▸ Data provided

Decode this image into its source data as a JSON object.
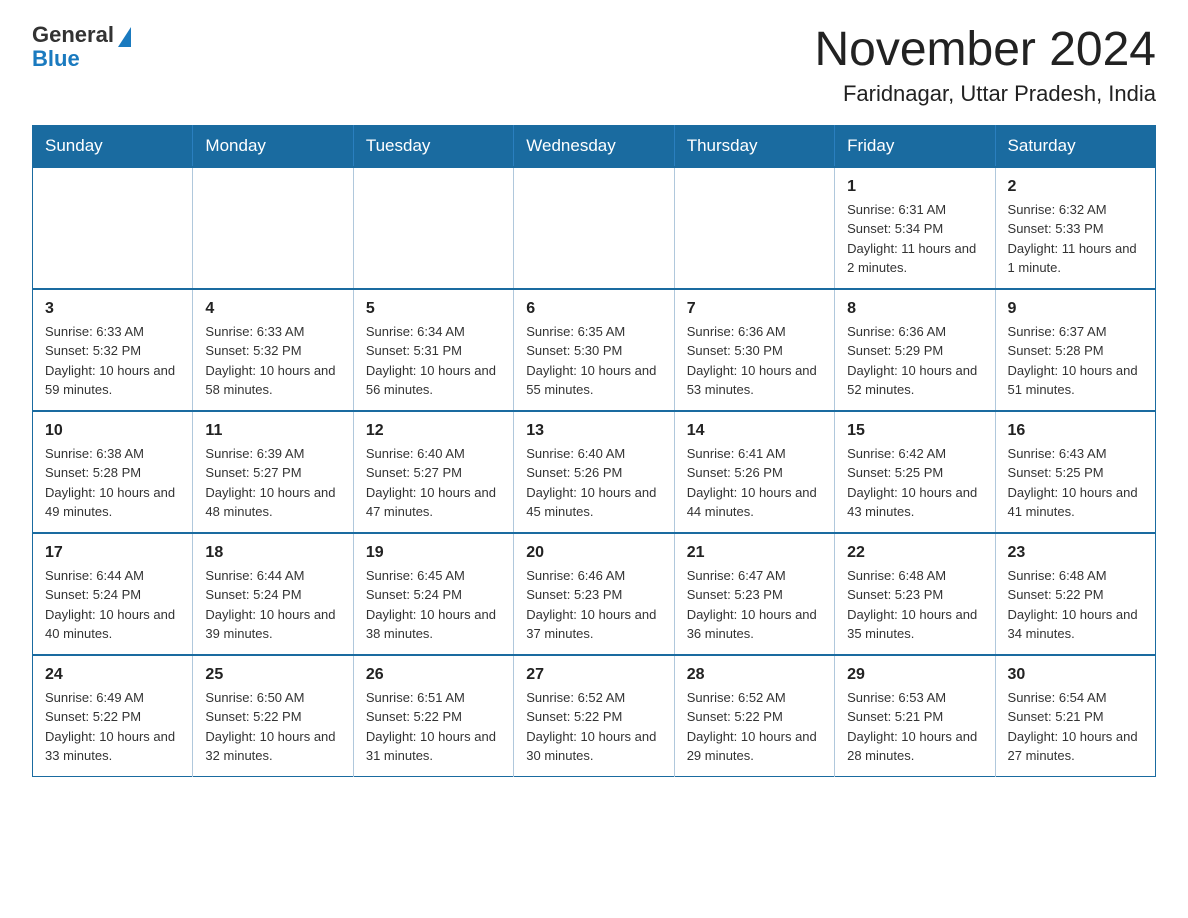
{
  "logo": {
    "general": "General",
    "blue": "Blue"
  },
  "title": "November 2024",
  "subtitle": "Faridnagar, Uttar Pradesh, India",
  "days_of_week": [
    "Sunday",
    "Monday",
    "Tuesday",
    "Wednesday",
    "Thursday",
    "Friday",
    "Saturday"
  ],
  "weeks": [
    [
      {
        "day": "",
        "info": ""
      },
      {
        "day": "",
        "info": ""
      },
      {
        "day": "",
        "info": ""
      },
      {
        "day": "",
        "info": ""
      },
      {
        "day": "",
        "info": ""
      },
      {
        "day": "1",
        "info": "Sunrise: 6:31 AM\nSunset: 5:34 PM\nDaylight: 11 hours and 2 minutes."
      },
      {
        "day": "2",
        "info": "Sunrise: 6:32 AM\nSunset: 5:33 PM\nDaylight: 11 hours and 1 minute."
      }
    ],
    [
      {
        "day": "3",
        "info": "Sunrise: 6:33 AM\nSunset: 5:32 PM\nDaylight: 10 hours and 59 minutes."
      },
      {
        "day": "4",
        "info": "Sunrise: 6:33 AM\nSunset: 5:32 PM\nDaylight: 10 hours and 58 minutes."
      },
      {
        "day": "5",
        "info": "Sunrise: 6:34 AM\nSunset: 5:31 PM\nDaylight: 10 hours and 56 minutes."
      },
      {
        "day": "6",
        "info": "Sunrise: 6:35 AM\nSunset: 5:30 PM\nDaylight: 10 hours and 55 minutes."
      },
      {
        "day": "7",
        "info": "Sunrise: 6:36 AM\nSunset: 5:30 PM\nDaylight: 10 hours and 53 minutes."
      },
      {
        "day": "8",
        "info": "Sunrise: 6:36 AM\nSunset: 5:29 PM\nDaylight: 10 hours and 52 minutes."
      },
      {
        "day": "9",
        "info": "Sunrise: 6:37 AM\nSunset: 5:28 PM\nDaylight: 10 hours and 51 minutes."
      }
    ],
    [
      {
        "day": "10",
        "info": "Sunrise: 6:38 AM\nSunset: 5:28 PM\nDaylight: 10 hours and 49 minutes."
      },
      {
        "day": "11",
        "info": "Sunrise: 6:39 AM\nSunset: 5:27 PM\nDaylight: 10 hours and 48 minutes."
      },
      {
        "day": "12",
        "info": "Sunrise: 6:40 AM\nSunset: 5:27 PM\nDaylight: 10 hours and 47 minutes."
      },
      {
        "day": "13",
        "info": "Sunrise: 6:40 AM\nSunset: 5:26 PM\nDaylight: 10 hours and 45 minutes."
      },
      {
        "day": "14",
        "info": "Sunrise: 6:41 AM\nSunset: 5:26 PM\nDaylight: 10 hours and 44 minutes."
      },
      {
        "day": "15",
        "info": "Sunrise: 6:42 AM\nSunset: 5:25 PM\nDaylight: 10 hours and 43 minutes."
      },
      {
        "day": "16",
        "info": "Sunrise: 6:43 AM\nSunset: 5:25 PM\nDaylight: 10 hours and 41 minutes."
      }
    ],
    [
      {
        "day": "17",
        "info": "Sunrise: 6:44 AM\nSunset: 5:24 PM\nDaylight: 10 hours and 40 minutes."
      },
      {
        "day": "18",
        "info": "Sunrise: 6:44 AM\nSunset: 5:24 PM\nDaylight: 10 hours and 39 minutes."
      },
      {
        "day": "19",
        "info": "Sunrise: 6:45 AM\nSunset: 5:24 PM\nDaylight: 10 hours and 38 minutes."
      },
      {
        "day": "20",
        "info": "Sunrise: 6:46 AM\nSunset: 5:23 PM\nDaylight: 10 hours and 37 minutes."
      },
      {
        "day": "21",
        "info": "Sunrise: 6:47 AM\nSunset: 5:23 PM\nDaylight: 10 hours and 36 minutes."
      },
      {
        "day": "22",
        "info": "Sunrise: 6:48 AM\nSunset: 5:23 PM\nDaylight: 10 hours and 35 minutes."
      },
      {
        "day": "23",
        "info": "Sunrise: 6:48 AM\nSunset: 5:22 PM\nDaylight: 10 hours and 34 minutes."
      }
    ],
    [
      {
        "day": "24",
        "info": "Sunrise: 6:49 AM\nSunset: 5:22 PM\nDaylight: 10 hours and 33 minutes."
      },
      {
        "day": "25",
        "info": "Sunrise: 6:50 AM\nSunset: 5:22 PM\nDaylight: 10 hours and 32 minutes."
      },
      {
        "day": "26",
        "info": "Sunrise: 6:51 AM\nSunset: 5:22 PM\nDaylight: 10 hours and 31 minutes."
      },
      {
        "day": "27",
        "info": "Sunrise: 6:52 AM\nSunset: 5:22 PM\nDaylight: 10 hours and 30 minutes."
      },
      {
        "day": "28",
        "info": "Sunrise: 6:52 AM\nSunset: 5:22 PM\nDaylight: 10 hours and 29 minutes."
      },
      {
        "day": "29",
        "info": "Sunrise: 6:53 AM\nSunset: 5:21 PM\nDaylight: 10 hours and 28 minutes."
      },
      {
        "day": "30",
        "info": "Sunrise: 6:54 AM\nSunset: 5:21 PM\nDaylight: 10 hours and 27 minutes."
      }
    ]
  ]
}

▸ What to work on
Transcribe all entries above exactly. Drop the pictures.

▸ Exercise response
Decode this image into its source data as a JSON object.
{
  "logo": {
    "general": "General",
    "blue": "Blue"
  },
  "title": "November 2024",
  "subtitle": "Faridnagar, Uttar Pradesh, India",
  "days_of_week": [
    "Sunday",
    "Monday",
    "Tuesday",
    "Wednesday",
    "Thursday",
    "Friday",
    "Saturday"
  ],
  "weeks": [
    [
      {
        "day": "",
        "info": ""
      },
      {
        "day": "",
        "info": ""
      },
      {
        "day": "",
        "info": ""
      },
      {
        "day": "",
        "info": ""
      },
      {
        "day": "",
        "info": ""
      },
      {
        "day": "1",
        "info": "Sunrise: 6:31 AM\nSunset: 5:34 PM\nDaylight: 11 hours and 2 minutes."
      },
      {
        "day": "2",
        "info": "Sunrise: 6:32 AM\nSunset: 5:33 PM\nDaylight: 11 hours and 1 minute."
      }
    ],
    [
      {
        "day": "3",
        "info": "Sunrise: 6:33 AM\nSunset: 5:32 PM\nDaylight: 10 hours and 59 minutes."
      },
      {
        "day": "4",
        "info": "Sunrise: 6:33 AM\nSunset: 5:32 PM\nDaylight: 10 hours and 58 minutes."
      },
      {
        "day": "5",
        "info": "Sunrise: 6:34 AM\nSunset: 5:31 PM\nDaylight: 10 hours and 56 minutes."
      },
      {
        "day": "6",
        "info": "Sunrise: 6:35 AM\nSunset: 5:30 PM\nDaylight: 10 hours and 55 minutes."
      },
      {
        "day": "7",
        "info": "Sunrise: 6:36 AM\nSunset: 5:30 PM\nDaylight: 10 hours and 53 minutes."
      },
      {
        "day": "8",
        "info": "Sunrise: 6:36 AM\nSunset: 5:29 PM\nDaylight: 10 hours and 52 minutes."
      },
      {
        "day": "9",
        "info": "Sunrise: 6:37 AM\nSunset: 5:28 PM\nDaylight: 10 hours and 51 minutes."
      }
    ],
    [
      {
        "day": "10",
        "info": "Sunrise: 6:38 AM\nSunset: 5:28 PM\nDaylight: 10 hours and 49 minutes."
      },
      {
        "day": "11",
        "info": "Sunrise: 6:39 AM\nSunset: 5:27 PM\nDaylight: 10 hours and 48 minutes."
      },
      {
        "day": "12",
        "info": "Sunrise: 6:40 AM\nSunset: 5:27 PM\nDaylight: 10 hours and 47 minutes."
      },
      {
        "day": "13",
        "info": "Sunrise: 6:40 AM\nSunset: 5:26 PM\nDaylight: 10 hours and 45 minutes."
      },
      {
        "day": "14",
        "info": "Sunrise: 6:41 AM\nSunset: 5:26 PM\nDaylight: 10 hours and 44 minutes."
      },
      {
        "day": "15",
        "info": "Sunrise: 6:42 AM\nSunset: 5:25 PM\nDaylight: 10 hours and 43 minutes."
      },
      {
        "day": "16",
        "info": "Sunrise: 6:43 AM\nSunset: 5:25 PM\nDaylight: 10 hours and 41 minutes."
      }
    ],
    [
      {
        "day": "17",
        "info": "Sunrise: 6:44 AM\nSunset: 5:24 PM\nDaylight: 10 hours and 40 minutes."
      },
      {
        "day": "18",
        "info": "Sunrise: 6:44 AM\nSunset: 5:24 PM\nDaylight: 10 hours and 39 minutes."
      },
      {
        "day": "19",
        "info": "Sunrise: 6:45 AM\nSunset: 5:24 PM\nDaylight: 10 hours and 38 minutes."
      },
      {
        "day": "20",
        "info": "Sunrise: 6:46 AM\nSunset: 5:23 PM\nDaylight: 10 hours and 37 minutes."
      },
      {
        "day": "21",
        "info": "Sunrise: 6:47 AM\nSunset: 5:23 PM\nDaylight: 10 hours and 36 minutes."
      },
      {
        "day": "22",
        "info": "Sunrise: 6:48 AM\nSunset: 5:23 PM\nDaylight: 10 hours and 35 minutes."
      },
      {
        "day": "23",
        "info": "Sunrise: 6:48 AM\nSunset: 5:22 PM\nDaylight: 10 hours and 34 minutes."
      }
    ],
    [
      {
        "day": "24",
        "info": "Sunrise: 6:49 AM\nSunset: 5:22 PM\nDaylight: 10 hours and 33 minutes."
      },
      {
        "day": "25",
        "info": "Sunrise: 6:50 AM\nSunset: 5:22 PM\nDaylight: 10 hours and 32 minutes."
      },
      {
        "day": "26",
        "info": "Sunrise: 6:51 AM\nSunset: 5:22 PM\nDaylight: 10 hours and 31 minutes."
      },
      {
        "day": "27",
        "info": "Sunrise: 6:52 AM\nSunset: 5:22 PM\nDaylight: 10 hours and 30 minutes."
      },
      {
        "day": "28",
        "info": "Sunrise: 6:52 AM\nSunset: 5:22 PM\nDaylight: 10 hours and 29 minutes."
      },
      {
        "day": "29",
        "info": "Sunrise: 6:53 AM\nSunset: 5:21 PM\nDaylight: 10 hours and 28 minutes."
      },
      {
        "day": "30",
        "info": "Sunrise: 6:54 AM\nSunset: 5:21 PM\nDaylight: 10 hours and 27 minutes."
      }
    ]
  ]
}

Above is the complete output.